**Task objective:**
Copy every line from the material below that holds "Height".

Records from a data collection
***
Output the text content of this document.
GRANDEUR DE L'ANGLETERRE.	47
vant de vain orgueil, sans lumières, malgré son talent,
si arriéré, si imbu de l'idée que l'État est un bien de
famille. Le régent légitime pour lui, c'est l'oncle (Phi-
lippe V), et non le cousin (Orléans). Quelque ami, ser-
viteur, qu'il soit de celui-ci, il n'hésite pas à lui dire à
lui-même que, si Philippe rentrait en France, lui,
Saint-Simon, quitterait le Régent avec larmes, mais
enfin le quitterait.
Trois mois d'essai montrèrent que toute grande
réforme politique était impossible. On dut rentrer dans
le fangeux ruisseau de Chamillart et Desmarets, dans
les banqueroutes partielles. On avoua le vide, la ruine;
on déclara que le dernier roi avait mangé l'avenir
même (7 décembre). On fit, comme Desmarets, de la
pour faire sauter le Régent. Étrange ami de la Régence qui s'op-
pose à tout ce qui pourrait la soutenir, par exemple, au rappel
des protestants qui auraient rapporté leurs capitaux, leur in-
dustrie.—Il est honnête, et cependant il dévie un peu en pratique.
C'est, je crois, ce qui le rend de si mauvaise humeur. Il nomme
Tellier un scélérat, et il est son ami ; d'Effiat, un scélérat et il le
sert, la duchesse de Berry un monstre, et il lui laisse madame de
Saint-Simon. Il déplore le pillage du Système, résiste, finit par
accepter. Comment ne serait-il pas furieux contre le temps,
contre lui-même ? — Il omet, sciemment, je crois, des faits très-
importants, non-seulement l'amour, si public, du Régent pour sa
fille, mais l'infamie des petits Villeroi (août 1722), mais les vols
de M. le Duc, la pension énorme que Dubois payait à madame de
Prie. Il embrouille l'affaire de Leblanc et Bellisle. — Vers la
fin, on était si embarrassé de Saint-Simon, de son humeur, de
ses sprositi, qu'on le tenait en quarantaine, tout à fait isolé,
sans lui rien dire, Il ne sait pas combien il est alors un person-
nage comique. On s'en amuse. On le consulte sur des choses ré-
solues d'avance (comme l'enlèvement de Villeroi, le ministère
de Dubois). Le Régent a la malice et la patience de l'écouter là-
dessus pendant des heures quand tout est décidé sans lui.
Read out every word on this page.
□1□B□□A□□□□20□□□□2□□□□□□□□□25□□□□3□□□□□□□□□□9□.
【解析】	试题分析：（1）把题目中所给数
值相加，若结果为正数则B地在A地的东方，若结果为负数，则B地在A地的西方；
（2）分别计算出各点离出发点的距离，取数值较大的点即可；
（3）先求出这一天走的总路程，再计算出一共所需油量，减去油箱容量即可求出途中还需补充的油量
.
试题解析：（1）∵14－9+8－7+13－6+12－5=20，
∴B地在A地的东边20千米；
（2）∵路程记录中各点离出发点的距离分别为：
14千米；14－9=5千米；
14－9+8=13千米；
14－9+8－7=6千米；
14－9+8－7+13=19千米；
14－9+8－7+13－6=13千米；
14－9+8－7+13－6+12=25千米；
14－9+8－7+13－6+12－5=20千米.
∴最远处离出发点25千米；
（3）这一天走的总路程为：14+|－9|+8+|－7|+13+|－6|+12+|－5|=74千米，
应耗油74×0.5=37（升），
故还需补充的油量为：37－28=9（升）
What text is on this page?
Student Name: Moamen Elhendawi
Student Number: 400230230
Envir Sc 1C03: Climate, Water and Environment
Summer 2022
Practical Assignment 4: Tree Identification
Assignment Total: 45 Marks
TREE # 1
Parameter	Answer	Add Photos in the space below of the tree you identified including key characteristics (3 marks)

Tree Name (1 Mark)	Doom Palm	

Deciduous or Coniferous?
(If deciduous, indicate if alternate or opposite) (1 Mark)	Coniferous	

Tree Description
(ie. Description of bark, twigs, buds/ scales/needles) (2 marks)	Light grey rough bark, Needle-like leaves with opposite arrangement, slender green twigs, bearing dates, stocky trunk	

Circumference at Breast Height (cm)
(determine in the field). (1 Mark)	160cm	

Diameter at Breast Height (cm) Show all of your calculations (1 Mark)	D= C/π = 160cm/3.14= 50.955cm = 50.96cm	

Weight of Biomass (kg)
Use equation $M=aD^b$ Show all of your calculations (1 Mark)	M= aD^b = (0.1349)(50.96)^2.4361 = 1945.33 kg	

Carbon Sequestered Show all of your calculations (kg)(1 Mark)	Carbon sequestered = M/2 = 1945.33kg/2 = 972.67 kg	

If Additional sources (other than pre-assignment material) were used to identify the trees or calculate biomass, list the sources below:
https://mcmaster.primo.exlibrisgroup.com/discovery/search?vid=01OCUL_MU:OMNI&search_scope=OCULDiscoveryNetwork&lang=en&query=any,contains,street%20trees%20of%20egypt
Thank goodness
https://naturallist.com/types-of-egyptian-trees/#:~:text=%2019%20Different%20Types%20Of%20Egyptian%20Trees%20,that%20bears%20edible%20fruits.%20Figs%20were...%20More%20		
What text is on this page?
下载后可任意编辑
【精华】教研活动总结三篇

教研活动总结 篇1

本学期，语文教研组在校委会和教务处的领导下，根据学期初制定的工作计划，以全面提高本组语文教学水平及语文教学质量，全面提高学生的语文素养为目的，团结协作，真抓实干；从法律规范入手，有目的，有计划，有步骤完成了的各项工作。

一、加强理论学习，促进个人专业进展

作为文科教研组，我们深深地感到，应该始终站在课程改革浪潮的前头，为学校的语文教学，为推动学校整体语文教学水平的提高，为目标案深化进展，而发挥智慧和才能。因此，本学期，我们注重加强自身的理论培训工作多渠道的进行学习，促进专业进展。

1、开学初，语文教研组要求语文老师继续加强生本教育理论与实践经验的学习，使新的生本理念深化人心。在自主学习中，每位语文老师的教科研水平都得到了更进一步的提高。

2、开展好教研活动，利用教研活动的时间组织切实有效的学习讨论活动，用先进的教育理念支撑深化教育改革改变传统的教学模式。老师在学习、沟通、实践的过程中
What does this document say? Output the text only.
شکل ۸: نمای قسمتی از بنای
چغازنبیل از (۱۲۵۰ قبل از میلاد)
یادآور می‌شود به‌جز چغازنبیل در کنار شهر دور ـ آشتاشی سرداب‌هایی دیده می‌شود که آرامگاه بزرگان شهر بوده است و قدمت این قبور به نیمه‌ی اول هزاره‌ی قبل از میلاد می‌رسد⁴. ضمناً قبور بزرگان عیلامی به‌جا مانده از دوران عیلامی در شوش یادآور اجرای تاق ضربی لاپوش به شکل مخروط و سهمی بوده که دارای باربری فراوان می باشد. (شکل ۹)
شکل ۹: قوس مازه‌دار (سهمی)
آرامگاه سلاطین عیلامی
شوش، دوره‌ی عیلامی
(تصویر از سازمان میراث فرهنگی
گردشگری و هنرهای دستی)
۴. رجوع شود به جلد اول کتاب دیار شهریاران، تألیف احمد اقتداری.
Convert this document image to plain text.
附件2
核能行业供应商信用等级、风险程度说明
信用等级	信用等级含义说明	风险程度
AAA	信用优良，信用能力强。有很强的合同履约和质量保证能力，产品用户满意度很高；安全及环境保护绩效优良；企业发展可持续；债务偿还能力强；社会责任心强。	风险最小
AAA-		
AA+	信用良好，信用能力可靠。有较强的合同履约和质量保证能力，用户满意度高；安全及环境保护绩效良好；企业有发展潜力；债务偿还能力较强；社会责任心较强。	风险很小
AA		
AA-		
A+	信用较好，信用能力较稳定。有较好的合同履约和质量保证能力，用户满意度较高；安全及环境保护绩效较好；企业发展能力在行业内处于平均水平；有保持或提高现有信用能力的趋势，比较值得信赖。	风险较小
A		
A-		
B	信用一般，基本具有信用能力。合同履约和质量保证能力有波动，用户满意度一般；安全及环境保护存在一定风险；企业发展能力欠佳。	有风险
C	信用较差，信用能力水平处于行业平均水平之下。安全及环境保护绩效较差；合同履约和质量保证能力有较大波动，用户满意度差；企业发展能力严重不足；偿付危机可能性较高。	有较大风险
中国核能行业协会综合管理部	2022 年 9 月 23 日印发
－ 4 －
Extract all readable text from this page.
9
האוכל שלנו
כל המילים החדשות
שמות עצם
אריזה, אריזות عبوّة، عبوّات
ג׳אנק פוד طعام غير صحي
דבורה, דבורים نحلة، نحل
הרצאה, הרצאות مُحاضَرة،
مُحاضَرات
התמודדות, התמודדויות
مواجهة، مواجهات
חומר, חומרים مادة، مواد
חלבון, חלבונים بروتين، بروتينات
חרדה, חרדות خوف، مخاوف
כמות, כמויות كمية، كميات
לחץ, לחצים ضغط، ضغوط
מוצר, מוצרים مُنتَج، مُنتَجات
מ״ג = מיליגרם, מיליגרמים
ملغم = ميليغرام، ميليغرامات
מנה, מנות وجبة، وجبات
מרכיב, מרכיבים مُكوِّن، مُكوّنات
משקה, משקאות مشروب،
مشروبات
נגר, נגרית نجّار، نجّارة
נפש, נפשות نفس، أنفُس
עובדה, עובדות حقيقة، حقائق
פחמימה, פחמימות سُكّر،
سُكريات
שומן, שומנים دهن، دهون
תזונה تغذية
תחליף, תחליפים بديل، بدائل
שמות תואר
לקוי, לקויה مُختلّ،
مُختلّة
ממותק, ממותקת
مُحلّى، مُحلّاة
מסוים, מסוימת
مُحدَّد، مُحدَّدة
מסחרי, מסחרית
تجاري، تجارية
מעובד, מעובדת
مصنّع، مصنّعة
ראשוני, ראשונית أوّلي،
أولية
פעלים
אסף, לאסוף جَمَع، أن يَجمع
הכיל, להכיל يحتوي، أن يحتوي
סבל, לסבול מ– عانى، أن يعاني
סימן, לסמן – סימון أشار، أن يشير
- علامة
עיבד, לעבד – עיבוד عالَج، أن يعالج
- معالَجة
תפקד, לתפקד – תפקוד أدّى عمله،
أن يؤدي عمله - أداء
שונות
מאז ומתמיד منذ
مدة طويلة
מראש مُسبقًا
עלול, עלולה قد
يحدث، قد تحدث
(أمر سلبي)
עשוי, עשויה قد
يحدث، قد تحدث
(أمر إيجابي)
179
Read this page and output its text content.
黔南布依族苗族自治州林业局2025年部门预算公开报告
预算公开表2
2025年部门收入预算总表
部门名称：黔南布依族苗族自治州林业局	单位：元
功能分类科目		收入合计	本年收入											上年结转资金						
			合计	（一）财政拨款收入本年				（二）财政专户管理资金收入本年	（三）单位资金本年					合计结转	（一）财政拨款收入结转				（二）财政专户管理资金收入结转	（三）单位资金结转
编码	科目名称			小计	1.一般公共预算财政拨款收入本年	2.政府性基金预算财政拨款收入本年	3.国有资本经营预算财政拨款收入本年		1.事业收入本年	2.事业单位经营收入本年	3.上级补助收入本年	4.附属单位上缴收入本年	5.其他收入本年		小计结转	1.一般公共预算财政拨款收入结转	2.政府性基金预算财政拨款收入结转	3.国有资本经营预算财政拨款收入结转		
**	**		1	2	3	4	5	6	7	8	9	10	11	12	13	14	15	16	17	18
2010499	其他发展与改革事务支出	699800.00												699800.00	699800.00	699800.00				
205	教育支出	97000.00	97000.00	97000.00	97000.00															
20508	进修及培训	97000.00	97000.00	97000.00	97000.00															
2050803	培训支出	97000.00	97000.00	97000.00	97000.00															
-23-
***
**Result:**
Circumference at Breast Height (cm)
Diameter at Breast Height (cm) Show all of your calculations (1 Mark)	D= C/π = 160cm/3.14= 50.955cm = 50.96cm	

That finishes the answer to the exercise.